### Records provided ###

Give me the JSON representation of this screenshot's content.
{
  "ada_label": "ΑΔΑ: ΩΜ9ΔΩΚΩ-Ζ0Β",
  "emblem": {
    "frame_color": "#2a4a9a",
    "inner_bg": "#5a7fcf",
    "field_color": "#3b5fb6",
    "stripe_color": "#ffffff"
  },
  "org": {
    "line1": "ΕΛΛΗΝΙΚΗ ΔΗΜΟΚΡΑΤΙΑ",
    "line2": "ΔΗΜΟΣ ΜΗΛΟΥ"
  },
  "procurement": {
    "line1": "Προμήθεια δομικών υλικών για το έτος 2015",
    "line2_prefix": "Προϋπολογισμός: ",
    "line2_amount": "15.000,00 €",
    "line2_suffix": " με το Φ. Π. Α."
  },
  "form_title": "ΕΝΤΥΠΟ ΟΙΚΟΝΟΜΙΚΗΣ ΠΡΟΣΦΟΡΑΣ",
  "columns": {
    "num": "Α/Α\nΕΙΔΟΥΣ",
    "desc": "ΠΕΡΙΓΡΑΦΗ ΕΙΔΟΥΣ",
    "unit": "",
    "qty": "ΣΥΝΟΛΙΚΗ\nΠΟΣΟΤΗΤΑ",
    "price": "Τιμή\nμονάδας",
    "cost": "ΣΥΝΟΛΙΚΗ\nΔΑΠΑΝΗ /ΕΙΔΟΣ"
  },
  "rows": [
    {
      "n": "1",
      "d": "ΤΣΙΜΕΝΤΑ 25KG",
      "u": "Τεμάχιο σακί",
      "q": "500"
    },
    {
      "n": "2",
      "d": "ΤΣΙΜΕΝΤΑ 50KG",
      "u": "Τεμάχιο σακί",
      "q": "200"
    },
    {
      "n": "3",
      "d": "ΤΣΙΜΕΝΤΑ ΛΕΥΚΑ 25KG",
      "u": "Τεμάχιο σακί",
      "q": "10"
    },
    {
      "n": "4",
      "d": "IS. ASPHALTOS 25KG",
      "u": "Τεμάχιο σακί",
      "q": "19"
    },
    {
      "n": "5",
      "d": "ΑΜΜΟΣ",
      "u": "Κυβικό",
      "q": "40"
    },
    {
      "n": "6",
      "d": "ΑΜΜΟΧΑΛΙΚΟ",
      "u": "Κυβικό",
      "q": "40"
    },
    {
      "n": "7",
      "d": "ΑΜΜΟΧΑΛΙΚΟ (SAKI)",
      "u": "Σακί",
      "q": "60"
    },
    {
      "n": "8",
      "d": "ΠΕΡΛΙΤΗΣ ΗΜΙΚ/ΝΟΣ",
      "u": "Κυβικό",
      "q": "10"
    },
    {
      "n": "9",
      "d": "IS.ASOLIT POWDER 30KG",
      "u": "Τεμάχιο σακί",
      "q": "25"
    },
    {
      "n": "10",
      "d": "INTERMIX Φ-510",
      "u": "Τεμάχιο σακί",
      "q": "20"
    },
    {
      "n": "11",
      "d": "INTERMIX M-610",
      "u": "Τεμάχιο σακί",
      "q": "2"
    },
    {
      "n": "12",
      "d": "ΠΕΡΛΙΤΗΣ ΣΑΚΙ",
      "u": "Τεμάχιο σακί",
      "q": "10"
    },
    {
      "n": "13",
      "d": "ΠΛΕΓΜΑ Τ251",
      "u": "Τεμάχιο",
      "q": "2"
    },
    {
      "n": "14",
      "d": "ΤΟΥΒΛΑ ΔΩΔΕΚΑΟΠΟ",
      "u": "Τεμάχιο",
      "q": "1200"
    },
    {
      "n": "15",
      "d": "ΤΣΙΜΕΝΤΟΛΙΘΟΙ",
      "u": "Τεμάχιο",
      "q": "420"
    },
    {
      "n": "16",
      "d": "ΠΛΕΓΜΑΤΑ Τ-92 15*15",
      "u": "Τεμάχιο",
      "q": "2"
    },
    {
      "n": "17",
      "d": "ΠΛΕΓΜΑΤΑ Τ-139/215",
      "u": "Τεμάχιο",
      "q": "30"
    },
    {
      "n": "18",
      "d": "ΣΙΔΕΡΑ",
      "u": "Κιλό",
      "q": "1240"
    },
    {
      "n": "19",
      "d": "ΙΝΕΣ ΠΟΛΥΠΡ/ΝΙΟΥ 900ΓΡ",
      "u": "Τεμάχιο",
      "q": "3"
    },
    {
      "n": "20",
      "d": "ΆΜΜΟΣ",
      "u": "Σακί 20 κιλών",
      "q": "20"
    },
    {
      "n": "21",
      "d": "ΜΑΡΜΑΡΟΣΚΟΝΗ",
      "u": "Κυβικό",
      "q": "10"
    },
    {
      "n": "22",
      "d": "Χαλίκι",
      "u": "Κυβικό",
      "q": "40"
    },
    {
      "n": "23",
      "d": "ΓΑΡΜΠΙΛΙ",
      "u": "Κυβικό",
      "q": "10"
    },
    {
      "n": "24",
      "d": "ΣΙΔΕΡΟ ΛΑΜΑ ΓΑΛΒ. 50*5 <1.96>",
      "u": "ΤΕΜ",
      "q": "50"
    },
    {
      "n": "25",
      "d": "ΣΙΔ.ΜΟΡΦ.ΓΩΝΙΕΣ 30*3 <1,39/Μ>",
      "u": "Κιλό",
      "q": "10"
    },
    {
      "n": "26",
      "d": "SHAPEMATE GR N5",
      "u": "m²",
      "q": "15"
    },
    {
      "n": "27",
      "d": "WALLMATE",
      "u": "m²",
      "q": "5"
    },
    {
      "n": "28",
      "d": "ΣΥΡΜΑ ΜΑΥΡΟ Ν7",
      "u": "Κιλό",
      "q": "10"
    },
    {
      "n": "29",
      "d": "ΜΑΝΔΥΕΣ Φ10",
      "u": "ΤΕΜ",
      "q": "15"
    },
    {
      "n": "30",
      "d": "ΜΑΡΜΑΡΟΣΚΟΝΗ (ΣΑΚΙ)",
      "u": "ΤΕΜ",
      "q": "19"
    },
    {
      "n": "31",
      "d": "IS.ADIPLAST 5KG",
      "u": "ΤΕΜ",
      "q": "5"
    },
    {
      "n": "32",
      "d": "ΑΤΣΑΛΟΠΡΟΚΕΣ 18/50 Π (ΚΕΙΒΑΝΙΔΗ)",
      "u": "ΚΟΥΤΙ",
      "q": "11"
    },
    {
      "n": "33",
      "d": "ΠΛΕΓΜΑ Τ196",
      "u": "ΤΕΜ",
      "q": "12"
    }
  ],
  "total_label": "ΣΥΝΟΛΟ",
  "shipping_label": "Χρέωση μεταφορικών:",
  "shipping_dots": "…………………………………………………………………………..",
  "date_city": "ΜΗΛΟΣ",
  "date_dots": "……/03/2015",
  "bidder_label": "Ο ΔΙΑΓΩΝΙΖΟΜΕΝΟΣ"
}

###
### Records provided ###

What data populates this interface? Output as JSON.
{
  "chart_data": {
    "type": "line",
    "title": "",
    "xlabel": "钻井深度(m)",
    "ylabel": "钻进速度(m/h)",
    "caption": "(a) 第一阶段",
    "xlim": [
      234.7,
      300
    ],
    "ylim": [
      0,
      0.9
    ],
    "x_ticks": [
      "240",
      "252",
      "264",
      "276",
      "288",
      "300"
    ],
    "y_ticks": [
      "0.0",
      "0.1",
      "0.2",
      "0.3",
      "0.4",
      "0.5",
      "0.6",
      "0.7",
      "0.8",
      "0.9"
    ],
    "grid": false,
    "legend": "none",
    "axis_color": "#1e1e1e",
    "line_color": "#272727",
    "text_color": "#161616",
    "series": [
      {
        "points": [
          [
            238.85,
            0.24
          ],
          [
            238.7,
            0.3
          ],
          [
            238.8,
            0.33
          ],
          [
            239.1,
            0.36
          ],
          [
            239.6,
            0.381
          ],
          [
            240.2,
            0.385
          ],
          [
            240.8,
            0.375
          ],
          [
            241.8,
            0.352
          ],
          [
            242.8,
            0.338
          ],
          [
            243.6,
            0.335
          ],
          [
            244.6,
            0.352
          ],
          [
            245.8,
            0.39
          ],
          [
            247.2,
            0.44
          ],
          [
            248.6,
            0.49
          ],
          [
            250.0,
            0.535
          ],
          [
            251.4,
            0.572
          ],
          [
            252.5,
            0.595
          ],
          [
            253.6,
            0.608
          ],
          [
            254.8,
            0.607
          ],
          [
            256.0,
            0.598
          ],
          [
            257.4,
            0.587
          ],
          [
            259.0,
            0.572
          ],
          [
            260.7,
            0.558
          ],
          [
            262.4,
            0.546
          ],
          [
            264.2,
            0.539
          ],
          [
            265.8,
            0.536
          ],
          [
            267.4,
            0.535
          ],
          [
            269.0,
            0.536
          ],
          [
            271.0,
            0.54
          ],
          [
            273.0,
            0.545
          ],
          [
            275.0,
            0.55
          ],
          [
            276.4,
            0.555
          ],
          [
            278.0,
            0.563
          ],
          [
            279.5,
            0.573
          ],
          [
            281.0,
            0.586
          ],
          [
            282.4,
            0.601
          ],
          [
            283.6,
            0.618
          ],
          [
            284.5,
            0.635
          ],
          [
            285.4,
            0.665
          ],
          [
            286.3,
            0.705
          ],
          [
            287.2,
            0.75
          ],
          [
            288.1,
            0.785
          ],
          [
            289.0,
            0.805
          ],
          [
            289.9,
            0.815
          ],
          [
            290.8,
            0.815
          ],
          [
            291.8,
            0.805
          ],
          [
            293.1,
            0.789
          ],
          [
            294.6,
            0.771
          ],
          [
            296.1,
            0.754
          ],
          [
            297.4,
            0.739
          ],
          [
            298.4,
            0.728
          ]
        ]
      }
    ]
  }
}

###

| What is required |
Scan the listing above. Collect all lines with the word "ΤΣΙΜΕΝΤΑ".

| Solution for this exercise |
      "d": "ΤΣΙΜΕΝΤΑ 25KG",
      "d": "ΤΣΙΜΕΝΤΑ 50KG",
      "d": "ΤΣΙΜΕΝΤΑ ΛΕΥΚΑ 25KG",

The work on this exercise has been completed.